#### Written instruction:
Reproduce all the entries exactly.

[Extracted records]
★ ★ ★ ★ ★

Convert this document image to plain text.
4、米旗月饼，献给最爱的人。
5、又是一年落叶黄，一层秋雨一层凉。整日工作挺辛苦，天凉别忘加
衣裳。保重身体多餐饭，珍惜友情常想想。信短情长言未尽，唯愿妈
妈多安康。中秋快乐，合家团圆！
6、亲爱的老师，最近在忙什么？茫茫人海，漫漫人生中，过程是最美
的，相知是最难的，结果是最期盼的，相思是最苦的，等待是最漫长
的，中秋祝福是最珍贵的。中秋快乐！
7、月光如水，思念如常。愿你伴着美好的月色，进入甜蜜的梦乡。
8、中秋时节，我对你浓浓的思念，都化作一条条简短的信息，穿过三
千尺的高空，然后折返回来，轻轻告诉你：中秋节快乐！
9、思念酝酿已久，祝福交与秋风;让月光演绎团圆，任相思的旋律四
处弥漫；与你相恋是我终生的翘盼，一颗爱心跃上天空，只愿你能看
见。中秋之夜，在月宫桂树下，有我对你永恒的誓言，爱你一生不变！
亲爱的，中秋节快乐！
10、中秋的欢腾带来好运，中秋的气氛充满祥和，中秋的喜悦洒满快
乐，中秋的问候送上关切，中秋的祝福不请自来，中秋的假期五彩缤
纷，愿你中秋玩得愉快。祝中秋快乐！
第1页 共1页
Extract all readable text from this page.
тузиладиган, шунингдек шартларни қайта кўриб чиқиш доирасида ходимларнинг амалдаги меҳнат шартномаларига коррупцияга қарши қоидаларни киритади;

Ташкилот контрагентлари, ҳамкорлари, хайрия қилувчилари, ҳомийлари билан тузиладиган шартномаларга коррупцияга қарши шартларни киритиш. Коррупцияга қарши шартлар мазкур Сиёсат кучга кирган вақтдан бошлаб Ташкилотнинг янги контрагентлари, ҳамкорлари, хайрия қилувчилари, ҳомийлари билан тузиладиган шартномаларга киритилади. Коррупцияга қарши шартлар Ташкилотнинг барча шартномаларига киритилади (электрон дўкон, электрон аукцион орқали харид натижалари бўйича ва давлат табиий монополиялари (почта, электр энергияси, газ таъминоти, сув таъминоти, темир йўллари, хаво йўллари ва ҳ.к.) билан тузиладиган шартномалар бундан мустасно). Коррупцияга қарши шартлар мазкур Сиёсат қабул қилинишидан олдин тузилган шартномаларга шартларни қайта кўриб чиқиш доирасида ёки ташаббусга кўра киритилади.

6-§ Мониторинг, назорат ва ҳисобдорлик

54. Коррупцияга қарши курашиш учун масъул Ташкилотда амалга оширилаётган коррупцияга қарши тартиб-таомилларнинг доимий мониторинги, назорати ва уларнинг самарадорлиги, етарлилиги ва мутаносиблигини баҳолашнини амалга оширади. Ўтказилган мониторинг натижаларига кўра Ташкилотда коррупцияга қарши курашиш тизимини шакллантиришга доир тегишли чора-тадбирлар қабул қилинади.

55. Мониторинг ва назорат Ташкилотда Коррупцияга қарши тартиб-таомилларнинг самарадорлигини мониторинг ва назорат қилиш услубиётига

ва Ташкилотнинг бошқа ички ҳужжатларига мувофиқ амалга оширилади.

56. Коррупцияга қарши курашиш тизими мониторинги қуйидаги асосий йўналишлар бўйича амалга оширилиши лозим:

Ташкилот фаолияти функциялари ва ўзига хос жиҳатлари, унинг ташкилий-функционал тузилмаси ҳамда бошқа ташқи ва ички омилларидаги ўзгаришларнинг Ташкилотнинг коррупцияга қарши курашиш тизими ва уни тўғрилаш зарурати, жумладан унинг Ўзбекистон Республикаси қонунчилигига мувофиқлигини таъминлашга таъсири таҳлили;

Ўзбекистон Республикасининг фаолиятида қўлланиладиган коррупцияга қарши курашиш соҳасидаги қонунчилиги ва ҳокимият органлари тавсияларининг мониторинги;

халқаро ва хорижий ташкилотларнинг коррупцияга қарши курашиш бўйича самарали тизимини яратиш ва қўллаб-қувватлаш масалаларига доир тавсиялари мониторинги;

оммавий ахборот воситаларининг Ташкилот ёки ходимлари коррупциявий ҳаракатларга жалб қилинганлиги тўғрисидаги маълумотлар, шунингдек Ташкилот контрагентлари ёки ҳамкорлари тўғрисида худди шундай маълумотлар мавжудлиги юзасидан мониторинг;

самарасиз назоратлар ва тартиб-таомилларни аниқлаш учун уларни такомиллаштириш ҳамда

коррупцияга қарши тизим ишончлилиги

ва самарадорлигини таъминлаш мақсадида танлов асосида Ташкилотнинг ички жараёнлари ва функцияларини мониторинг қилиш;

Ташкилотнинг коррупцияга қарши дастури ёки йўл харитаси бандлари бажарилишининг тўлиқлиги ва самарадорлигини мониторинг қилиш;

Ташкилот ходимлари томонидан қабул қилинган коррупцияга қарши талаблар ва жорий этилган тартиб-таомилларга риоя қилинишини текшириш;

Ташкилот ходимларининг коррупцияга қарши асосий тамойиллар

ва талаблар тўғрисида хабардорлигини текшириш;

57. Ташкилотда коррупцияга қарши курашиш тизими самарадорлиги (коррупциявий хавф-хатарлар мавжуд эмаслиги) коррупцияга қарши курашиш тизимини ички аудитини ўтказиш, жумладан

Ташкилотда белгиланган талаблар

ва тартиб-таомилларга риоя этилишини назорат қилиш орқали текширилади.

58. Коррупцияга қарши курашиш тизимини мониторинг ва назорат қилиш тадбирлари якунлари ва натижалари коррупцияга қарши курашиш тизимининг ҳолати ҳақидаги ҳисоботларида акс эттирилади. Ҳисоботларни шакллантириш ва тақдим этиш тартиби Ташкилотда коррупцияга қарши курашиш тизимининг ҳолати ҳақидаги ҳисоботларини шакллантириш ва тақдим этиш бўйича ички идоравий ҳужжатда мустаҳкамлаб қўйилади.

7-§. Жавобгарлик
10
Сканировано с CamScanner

★ ★ ★ ★ ★

#### Exercise answer:
Convert this document image to plain text.
4、米旗月饼，献给最爱的人。
5、又是一年落叶黄，一层秋雨一层凉。整日工作挺辛苦，天凉别忘加
衣裳。保重身体多餐饭，珍惜友情常想想。信短情长言未尽，唯愿妈
妈多安康。中秋快乐，合家团圆！
6、亲爱的老师，最近在忙什么？茫茫人海，漫漫人生中，过程是最美
的，相知是最难的，结果是最期盼的，相思是最苦的，等待是最漫长
的，中秋祝福是最珍贵的。中秋快乐！
7、月光如水，思念如常。愿你伴着美好的月色，进入甜蜜的梦乡。
8、中秋时节，我对你浓浓的思念，都化作一条条简短的信息，穿过三
千尺的高空，然后折返回来，轻轻告诉你：中秋节快乐！
9、思念酝酿已久，祝福交与秋风;让月光演绎团圆，任相思的旋律四
处弥漫；与你相恋是我终生的翘盼，一颗爱心跃上天空，只愿你能看
见。中秋之夜，在月宫桂树下，有我对你永恒的誓言，爱你一生不变！
亲爱的，中秋节快乐！
10、中秋的欢腾带来好运，中秋的气氛充满祥和，中秋的喜悦洒满快
乐，中秋的问候送上关切，中秋的祝福不请自来，中秋的假期五彩缤
纷，愿你中秋玩得愉快。祝中秋快乐！
第1页 共1页
Extract all readable text from this page.
тузиладиган, шунингдек шартларни қайта кўриб чиқиш доирасида ходимларнинг амалдаги меҳнат шартномаларига коррупцияга қарши қоидаларни киритади;

Ташкилот контрагентлари, ҳамкорлари, хайрия қилувчилари, ҳомийлари билан тузиладиган шартномаларга коррупцияга қарши шартларни киритиш. Коррупцияга қарши шартлар мазкур Сиёсат кучга кирган вақтдан бошлаб Ташкилотнинг янги контрагентлари, ҳамкорлари, хайрия қилувчилари, ҳомийлари билан тузиладиган шартномаларга киритилади. Коррупцияга қарши шартлар Ташкилотнинг барча шартномаларига киритилади (электрон дўкон, электрон аукцион орқали харид натижалари бўйича ва давлат табиий монополиялари (почта, электр энергияси, газ таъминоти, сув таъминоти, темир йўллари, хаво йўллари ва ҳ.к.) билан тузиладиган шартномалар бундан мустасно). Коррупцияга қарши шартлар мазкур Сиёсат қабул қилинишидан олдин тузилган шартномаларга шартларни қайта кўриб чиқиш доирасида ёки ташаббусга кўра киритилади.

6-§ Мониторинг, назорат ва ҳисобдорлик

54. Коррупцияга қарши курашиш учун масъул Ташкилотда амалга оширилаётган коррупцияга қарши тартиб-таомилларнинг доимий мониторинги, назорати ва уларнинг самарадорлиги, етарлилиги ва мутаносиблигини баҳолашнини амалга оширади. Ўтказилган мониторинг натижаларига кўра Ташкилотда коррупцияга қарши курашиш тизимини шакллантиришга доир тегишли чора-тадбирлар қабул қилинади.

55. Мониторинг ва назорат Ташкилотда Коррупцияга қарши тартиб-таомилларнинг самарадорлигини мониторинг ва назорат қилиш услубиётига

ва Ташкилотнинг бошқа ички ҳужжатларига мувофиқ амалга оширилади.

56. Коррупцияга қарши курашиш тизими мониторинги қуйидаги асосий йўналишлар бўйича амалга оширилиши лозим:

Ташкилот фаолияти функциялари ва ўзига хос жиҳатлари, унинг ташкилий-функционал тузилмаси ҳамда бошқа ташқи ва ички омилларидаги ўзгаришларнинг Ташкилотнинг коррупцияга қарши курашиш тизими ва уни тўғрилаш зарурати, жумладан унинг Ўзбекистон Республикаси қонунчилигига мувофиқлигини таъминлашга таъсири таҳлили;

Ўзбекистон Республикасининг фаолиятида қўлланиладиган коррупцияга қарши курашиш соҳасидаги қонунчилиги ва ҳокимият органлари тавсияларининг мониторинги;

халқаро ва хорижий ташкилотларнинг коррупцияга қарши курашиш бўйича самарали тизимини яратиш ва қўллаб-қувватлаш масалаларига доир тавсиялари мониторинги;

оммавий ахборот воситаларининг Ташкилот ёки ходимлари коррупциявий ҳаракатларга жалб қилинганлиги тўғрисидаги маълумотлар, шунингдек Ташкилот контрагентлари ёки ҳамкорлари тўғрисида худди шундай маълумотлар мавжудлиги юзасидан мониторинг;

самарасиз назоратлар ва тартиб-таомилларни аниқлаш учун уларни такомиллаштириш ҳамда

коррупцияга қарши тизим ишончлилиги

ва самарадорлигини таъминлаш мақсадида танлов асосида Ташкилотнинг ички жараёнлари ва функцияларини мониторинг қилиш;

Ташкилотнинг коррупцияга қарши дастури ёки йўл харитаси бандлари бажарилишининг тўлиқлиги ва самарадорлигини мониторинг қилиш;

Ташкилот ходимлари томонидан қабул қилинган коррупцияга қарши талаблар ва жорий этилган тартиб-таомилларга риоя қилинишини текшириш;

Ташкилот ходимларининг коррупцияга қарши асосий тамойиллар

ва талаблар тўғрисида хабардорлигини текшириш;

57. Ташкилотда коррупцияга қарши курашиш тизими самарадорлиги (коррупциявий хавф-хатарлар мавжуд эмаслиги) коррупцияга қарши курашиш тизимини ички аудитини ўтказиш, жумладан

Ташкилотда белгиланган талаблар

ва тартиб-таомилларга риоя этилишини назорат қилиш орқали текширилади.

58. Коррупцияга қарши курашиш тизимини мониторинг ва назорат қилиш тадбирлари якунлари ва натижалари коррупцияга қарши курашиш тизимининг ҳолати ҳақидаги ҳисоботларида акс эттирилади. Ҳисоботларни шакллантириш ва тақдим этиш тартиби Ташкилотда коррупцияга қарши курашиш тизимининг ҳолати ҳақидаги ҳисоботларини шакллантириш ва тақдим этиш бўйича ички идоравий ҳужжатда мустаҳкамлаб қўйилади.

7-§. Жавобгарлик
10
Сканировано с CamScanner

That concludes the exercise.